▽
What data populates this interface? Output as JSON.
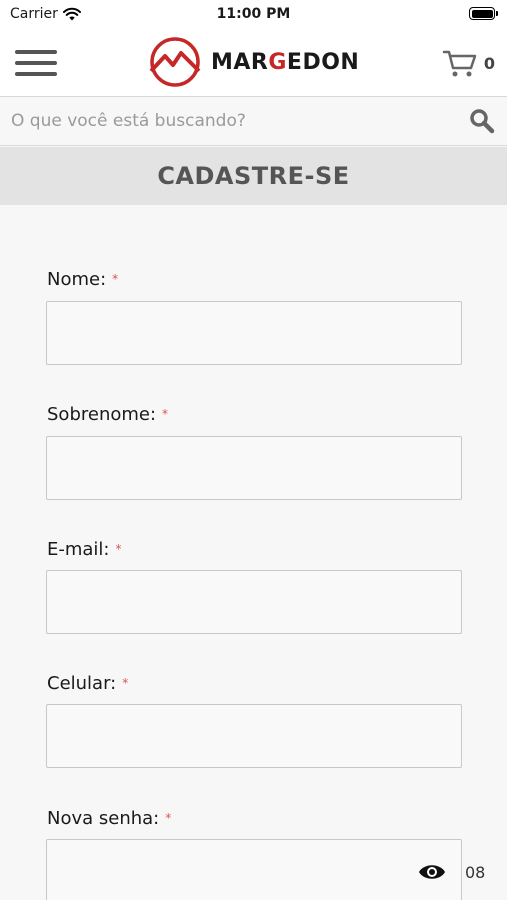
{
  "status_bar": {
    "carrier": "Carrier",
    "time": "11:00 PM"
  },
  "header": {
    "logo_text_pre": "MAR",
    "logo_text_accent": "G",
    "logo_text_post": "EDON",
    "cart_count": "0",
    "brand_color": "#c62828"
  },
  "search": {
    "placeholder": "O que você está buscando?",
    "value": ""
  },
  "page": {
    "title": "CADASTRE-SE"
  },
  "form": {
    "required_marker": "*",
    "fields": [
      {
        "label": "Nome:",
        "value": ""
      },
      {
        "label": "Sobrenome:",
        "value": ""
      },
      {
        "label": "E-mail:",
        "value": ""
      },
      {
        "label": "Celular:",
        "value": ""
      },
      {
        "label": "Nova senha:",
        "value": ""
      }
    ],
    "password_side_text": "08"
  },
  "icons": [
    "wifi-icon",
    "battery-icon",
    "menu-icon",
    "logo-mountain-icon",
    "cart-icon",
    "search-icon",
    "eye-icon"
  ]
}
△
:: THE TASK ::
Go through the entries above and print each one exactly, minus the pictures.

:: FINISHED TASK ::
What data populates this interface? Output as JSON.
{
  "status_bar": {
    "carrier": "Carrier",
    "time": "11:00 PM"
  },
  "header": {
    "logo_text_pre": "MAR",
    "logo_text_accent": "G",
    "logo_text_post": "EDON",
    "cart_count": "0",
    "brand_color": "#c62828"
  },
  "search": {
    "placeholder": "O que você está buscando?",
    "value": ""
  },
  "page": {
    "title": "CADASTRE-SE"
  },
  "form": {
    "required_marker": "*",
    "fields": [
      {
        "label": "Nome:",
        "value": ""
      },
      {
        "label": "Sobrenome:",
        "value": ""
      },
      {
        "label": "E-mail:",
        "value": ""
      },
      {
        "label": "Celular:",
        "value": ""
      },
      {
        "label": "Nova senha:",
        "value": ""
      }
    ],
    "password_side_text": "08"
  },
  "icons": [
    "wifi-icon",
    "battery-icon",
    "menu-icon",
    "logo-mountain-icon",
    "cart-icon",
    "search-icon",
    "eye-icon"
  ]
}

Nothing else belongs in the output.